Here is an interesting argument in favour of making knowledge flow freely 
without barriers. From Peter Suber's blog.

Subbiah Arunachalam


Building a positive intellectual commons 
Peter Drahos, A Defence of the Intellectual Commons, Consumer Policy Review, 
May/June 2006. Excerpt: 
  For present purposes, the 'intellectual commons' refers to information, where 
information is used as a generic term to mean things like verified knowledge 
(for example, the structure of the DNA molecule), data, interpretations of that 
data, techniques, information embodied in technology, the products of 
technology (for example, music) and many other discrete classes of information. 
I will argue that monopoly rights in the form of intellectual property rights 
are an especially bad idea for the intellectual commons. Amongst other things, 
information cannot be depleted through use.... 

  Pharmaceutical, software and media companies argue for and obtain, usually by 
means of trade agreements, stronger and stronger forms of intellectual property 
that are backed by the coercive power of civil and criminal law....In essence, 
private monopolists are using intellectual property law to command our 
obedience over new arrangements for the intellectual commons....

- PROBLEM DESCRIPTION -
Reproduce the stretch of the intellectual commons post from "I will argue" through "depleted through use...." word for word.

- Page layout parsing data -
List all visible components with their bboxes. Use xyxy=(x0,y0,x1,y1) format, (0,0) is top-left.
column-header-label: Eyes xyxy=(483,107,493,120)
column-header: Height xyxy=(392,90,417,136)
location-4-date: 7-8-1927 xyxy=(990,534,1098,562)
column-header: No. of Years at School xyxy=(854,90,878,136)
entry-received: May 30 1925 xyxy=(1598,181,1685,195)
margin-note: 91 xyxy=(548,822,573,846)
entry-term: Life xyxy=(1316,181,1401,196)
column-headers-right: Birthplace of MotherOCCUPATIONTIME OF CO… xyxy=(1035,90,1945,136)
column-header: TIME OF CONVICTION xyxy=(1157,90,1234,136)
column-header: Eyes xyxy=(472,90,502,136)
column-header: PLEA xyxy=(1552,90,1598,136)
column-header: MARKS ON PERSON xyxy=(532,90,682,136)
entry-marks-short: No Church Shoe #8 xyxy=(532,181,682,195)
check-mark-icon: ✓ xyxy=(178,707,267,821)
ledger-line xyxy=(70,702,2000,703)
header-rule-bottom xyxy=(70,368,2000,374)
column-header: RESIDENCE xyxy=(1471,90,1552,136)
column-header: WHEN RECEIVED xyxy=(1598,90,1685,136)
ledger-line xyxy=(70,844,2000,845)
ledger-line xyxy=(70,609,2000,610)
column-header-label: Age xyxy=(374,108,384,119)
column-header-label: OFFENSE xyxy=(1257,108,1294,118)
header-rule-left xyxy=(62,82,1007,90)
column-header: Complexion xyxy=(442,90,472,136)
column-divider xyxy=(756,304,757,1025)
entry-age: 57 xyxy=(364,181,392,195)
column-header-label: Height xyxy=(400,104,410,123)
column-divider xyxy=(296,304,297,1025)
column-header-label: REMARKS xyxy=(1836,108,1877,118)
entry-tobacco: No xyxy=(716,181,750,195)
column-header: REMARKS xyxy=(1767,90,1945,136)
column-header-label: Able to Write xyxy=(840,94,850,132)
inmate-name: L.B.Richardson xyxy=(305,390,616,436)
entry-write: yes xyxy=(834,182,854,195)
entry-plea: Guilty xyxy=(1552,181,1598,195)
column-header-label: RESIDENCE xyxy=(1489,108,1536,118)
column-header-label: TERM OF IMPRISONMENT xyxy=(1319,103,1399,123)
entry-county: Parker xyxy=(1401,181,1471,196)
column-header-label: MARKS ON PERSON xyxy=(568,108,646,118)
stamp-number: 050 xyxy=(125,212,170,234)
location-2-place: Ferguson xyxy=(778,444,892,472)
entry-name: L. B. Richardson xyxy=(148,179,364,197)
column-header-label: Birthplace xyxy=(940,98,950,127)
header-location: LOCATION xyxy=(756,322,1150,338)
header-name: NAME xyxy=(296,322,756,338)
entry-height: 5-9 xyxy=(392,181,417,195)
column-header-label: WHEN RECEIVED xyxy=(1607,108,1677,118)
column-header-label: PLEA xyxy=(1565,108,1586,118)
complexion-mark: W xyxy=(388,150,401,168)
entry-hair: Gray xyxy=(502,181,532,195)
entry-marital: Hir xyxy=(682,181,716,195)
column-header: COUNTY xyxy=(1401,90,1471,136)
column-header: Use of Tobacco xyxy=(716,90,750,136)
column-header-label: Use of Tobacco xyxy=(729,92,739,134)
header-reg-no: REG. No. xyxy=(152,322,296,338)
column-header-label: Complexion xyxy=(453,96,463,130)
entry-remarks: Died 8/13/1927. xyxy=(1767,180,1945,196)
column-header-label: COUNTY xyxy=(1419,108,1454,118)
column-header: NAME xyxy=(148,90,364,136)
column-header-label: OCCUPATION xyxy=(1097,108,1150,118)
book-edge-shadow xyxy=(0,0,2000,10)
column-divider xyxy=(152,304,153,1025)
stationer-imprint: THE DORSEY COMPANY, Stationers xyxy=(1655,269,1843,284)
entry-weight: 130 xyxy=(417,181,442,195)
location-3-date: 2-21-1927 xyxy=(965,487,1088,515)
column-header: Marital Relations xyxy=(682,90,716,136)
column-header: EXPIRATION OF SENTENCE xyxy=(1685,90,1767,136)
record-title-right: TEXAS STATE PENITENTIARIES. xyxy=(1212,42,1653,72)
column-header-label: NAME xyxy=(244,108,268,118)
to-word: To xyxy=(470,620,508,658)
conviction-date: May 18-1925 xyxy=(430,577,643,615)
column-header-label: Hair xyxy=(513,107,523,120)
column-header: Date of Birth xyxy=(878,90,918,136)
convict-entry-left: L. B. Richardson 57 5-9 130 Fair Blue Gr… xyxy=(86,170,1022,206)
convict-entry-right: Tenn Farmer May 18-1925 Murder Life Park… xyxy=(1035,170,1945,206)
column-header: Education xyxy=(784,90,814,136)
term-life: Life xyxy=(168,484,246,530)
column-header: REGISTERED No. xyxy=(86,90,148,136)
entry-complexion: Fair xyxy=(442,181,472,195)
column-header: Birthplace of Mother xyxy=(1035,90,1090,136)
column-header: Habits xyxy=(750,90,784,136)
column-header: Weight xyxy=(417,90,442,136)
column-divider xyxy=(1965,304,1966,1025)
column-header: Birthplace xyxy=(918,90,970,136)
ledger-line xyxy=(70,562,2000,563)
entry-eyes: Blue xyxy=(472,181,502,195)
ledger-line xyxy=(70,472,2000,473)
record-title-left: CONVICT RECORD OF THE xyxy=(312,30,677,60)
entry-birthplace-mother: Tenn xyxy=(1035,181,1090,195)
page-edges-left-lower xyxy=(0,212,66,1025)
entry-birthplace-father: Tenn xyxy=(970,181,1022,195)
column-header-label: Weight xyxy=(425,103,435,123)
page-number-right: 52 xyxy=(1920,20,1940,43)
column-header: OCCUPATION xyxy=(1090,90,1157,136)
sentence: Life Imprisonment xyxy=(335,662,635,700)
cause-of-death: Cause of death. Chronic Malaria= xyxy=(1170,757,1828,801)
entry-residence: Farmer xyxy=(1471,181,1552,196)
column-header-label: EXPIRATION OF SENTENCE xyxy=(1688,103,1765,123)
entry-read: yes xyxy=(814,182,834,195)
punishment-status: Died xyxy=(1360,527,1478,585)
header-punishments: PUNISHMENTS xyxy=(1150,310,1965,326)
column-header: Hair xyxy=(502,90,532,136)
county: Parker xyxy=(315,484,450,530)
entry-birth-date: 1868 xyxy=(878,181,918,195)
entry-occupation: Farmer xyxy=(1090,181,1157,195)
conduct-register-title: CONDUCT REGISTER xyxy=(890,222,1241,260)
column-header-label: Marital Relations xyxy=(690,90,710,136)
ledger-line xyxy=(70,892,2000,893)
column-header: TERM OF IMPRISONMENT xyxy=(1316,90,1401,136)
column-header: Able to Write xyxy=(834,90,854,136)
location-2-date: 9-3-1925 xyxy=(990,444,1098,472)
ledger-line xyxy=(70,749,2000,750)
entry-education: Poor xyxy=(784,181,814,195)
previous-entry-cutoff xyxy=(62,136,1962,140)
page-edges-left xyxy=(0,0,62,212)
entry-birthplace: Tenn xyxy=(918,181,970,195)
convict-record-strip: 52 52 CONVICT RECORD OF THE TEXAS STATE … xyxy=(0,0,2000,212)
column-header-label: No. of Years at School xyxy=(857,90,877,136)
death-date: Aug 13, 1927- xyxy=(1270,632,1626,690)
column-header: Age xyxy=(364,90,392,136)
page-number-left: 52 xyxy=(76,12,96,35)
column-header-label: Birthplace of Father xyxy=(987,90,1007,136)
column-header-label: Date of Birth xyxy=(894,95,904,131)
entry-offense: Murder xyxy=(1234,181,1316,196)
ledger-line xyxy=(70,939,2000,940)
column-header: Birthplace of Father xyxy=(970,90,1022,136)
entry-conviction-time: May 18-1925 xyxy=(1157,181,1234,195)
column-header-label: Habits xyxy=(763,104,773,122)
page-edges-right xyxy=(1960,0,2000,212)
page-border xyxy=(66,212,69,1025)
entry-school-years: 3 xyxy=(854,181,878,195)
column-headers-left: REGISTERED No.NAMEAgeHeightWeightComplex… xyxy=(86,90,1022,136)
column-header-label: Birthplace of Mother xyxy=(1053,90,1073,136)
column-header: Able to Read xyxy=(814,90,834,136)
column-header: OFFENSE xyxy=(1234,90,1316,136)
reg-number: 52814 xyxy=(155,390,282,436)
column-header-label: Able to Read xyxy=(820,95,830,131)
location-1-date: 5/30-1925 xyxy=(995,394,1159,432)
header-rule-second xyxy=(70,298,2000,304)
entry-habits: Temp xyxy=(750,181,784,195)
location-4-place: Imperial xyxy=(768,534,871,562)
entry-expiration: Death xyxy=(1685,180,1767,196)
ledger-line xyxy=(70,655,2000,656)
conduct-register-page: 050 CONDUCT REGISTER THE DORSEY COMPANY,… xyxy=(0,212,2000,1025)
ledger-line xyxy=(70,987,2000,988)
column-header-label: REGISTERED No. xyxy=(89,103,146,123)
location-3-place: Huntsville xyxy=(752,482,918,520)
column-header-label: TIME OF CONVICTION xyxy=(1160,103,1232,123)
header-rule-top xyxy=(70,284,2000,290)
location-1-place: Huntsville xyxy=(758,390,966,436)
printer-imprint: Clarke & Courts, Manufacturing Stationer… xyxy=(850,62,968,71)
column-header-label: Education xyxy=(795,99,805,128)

- RESPONSE -
I will argue that monopoly rights in the form of intellectual property rights 
are an especially bad idea for the intellectual commons. Amongst other things, 
information cannot be depleted through use....